Return a copy of every line in the records that includes the word "title".

#### Stored rows
———
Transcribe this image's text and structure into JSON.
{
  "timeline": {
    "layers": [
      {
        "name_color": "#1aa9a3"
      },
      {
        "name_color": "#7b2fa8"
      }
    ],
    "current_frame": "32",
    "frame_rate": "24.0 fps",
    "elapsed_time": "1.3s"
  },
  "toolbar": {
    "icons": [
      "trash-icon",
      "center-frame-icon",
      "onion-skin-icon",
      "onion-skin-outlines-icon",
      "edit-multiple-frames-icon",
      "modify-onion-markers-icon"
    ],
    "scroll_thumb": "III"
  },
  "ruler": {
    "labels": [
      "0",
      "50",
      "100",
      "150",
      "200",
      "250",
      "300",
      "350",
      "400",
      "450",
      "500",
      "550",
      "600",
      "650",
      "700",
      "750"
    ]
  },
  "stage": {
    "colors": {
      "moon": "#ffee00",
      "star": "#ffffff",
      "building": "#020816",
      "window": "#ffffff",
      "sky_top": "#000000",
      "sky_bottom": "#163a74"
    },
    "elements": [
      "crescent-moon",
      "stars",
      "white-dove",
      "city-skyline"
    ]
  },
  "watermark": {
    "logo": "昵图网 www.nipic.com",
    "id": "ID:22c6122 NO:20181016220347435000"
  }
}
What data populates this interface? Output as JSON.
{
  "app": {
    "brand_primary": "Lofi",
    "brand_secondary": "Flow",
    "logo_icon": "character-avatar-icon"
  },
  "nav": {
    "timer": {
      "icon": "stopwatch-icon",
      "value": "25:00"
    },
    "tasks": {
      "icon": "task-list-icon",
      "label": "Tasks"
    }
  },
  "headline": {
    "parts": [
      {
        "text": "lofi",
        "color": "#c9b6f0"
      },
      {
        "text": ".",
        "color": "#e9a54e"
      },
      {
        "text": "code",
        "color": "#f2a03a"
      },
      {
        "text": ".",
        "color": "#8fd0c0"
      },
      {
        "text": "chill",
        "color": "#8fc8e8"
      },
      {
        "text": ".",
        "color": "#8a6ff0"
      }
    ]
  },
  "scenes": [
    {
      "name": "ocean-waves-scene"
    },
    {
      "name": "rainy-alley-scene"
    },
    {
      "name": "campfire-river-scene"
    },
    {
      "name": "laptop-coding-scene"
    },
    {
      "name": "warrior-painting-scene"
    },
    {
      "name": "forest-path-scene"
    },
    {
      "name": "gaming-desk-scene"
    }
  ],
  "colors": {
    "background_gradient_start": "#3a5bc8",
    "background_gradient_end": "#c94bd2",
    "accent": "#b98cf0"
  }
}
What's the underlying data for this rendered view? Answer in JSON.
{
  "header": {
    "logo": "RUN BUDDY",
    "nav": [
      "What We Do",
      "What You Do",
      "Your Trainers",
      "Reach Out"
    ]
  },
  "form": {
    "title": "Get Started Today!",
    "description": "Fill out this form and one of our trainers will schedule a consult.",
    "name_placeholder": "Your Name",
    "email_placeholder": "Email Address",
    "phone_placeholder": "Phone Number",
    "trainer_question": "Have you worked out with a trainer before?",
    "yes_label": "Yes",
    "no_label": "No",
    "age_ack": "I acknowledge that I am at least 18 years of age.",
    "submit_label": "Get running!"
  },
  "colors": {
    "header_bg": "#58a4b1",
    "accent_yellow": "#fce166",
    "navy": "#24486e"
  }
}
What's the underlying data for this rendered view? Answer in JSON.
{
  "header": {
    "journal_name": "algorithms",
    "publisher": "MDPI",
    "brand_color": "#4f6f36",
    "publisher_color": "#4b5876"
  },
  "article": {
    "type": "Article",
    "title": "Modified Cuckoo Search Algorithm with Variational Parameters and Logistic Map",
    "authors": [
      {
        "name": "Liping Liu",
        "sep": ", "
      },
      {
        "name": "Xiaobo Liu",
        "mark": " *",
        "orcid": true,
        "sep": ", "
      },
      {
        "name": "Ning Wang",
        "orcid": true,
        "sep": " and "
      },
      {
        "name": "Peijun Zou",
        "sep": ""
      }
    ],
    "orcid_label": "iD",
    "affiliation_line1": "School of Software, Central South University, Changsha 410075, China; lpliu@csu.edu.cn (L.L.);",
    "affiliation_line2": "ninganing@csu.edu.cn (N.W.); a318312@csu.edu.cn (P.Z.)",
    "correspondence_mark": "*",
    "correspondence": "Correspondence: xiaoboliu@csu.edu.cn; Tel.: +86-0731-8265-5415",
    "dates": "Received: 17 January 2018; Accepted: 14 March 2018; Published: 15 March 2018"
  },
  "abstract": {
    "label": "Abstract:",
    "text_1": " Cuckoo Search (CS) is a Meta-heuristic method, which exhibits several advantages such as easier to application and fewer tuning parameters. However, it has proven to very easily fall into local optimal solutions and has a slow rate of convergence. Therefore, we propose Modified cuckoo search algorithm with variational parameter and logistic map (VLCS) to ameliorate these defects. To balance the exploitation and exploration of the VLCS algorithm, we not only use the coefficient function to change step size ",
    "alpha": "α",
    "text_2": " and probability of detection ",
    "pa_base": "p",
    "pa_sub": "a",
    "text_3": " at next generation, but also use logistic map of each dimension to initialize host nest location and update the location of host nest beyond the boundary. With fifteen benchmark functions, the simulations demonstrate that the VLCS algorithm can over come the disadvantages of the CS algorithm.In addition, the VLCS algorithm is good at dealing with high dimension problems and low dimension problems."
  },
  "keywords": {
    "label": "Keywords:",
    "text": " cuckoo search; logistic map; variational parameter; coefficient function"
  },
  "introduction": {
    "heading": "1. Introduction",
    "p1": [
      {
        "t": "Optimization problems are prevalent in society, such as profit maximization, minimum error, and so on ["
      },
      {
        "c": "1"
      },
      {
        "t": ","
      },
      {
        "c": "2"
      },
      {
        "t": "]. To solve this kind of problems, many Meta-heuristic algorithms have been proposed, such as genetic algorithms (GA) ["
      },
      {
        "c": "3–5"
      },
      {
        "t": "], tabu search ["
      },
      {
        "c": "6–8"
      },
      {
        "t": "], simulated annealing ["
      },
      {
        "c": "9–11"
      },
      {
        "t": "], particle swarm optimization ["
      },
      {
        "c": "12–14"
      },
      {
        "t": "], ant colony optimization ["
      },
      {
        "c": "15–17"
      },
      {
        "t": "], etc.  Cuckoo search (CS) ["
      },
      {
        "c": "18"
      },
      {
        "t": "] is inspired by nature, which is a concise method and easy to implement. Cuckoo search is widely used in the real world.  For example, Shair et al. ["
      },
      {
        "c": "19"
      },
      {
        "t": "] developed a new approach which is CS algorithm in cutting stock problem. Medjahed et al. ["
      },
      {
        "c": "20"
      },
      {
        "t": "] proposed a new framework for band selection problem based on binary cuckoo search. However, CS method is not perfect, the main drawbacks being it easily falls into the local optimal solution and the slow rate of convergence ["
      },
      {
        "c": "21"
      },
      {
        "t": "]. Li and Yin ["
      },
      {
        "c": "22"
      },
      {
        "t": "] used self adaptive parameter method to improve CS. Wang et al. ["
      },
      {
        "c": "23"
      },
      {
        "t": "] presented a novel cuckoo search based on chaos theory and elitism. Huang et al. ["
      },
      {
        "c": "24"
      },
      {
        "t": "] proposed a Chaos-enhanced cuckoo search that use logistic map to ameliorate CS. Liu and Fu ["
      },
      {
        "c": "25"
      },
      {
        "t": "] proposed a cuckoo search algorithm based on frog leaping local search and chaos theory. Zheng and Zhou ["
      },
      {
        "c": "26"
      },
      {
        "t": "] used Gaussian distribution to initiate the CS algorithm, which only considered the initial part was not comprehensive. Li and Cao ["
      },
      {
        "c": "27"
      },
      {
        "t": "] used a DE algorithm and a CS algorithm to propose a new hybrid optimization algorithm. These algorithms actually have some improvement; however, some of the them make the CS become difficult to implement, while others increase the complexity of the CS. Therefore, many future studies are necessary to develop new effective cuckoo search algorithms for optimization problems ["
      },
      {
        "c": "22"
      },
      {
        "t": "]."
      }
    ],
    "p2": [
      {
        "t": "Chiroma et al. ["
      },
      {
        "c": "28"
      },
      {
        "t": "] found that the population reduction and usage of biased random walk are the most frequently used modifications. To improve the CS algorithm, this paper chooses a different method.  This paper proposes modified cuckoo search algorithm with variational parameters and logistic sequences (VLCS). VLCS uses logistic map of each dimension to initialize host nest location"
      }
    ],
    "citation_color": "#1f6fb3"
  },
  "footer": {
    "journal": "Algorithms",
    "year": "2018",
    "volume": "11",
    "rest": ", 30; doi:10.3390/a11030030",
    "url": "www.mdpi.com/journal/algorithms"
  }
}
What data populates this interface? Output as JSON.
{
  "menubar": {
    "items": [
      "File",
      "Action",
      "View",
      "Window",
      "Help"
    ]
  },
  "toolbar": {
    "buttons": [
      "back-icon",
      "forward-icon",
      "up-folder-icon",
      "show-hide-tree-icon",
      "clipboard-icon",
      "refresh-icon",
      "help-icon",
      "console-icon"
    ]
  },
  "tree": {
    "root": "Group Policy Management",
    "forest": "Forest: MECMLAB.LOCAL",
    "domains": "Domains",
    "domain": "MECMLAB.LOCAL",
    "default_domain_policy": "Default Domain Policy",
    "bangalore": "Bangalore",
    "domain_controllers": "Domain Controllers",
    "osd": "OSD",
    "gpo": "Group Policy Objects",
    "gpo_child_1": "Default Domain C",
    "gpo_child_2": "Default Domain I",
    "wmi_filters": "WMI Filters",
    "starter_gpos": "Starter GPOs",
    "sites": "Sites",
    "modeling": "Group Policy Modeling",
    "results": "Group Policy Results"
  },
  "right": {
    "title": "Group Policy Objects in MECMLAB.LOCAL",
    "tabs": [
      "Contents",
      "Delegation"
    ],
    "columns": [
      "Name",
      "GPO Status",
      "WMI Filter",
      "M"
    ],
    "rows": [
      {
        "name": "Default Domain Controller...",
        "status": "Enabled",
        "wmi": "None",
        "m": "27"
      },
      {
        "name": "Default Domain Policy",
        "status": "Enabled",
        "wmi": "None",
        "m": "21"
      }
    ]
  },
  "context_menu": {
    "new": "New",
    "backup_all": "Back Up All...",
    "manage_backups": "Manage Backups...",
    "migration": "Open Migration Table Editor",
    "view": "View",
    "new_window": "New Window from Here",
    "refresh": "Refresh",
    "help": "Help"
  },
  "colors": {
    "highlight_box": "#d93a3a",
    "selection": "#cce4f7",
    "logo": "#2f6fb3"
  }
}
———
#### Answer to this problem
    "title": "Get Started Today!",
    "title": "Modified Cuckoo Search Algorithm with Variational Parameters and Logistic Map",
    "title": "Group Policy Objects in MECMLAB.LOCAL",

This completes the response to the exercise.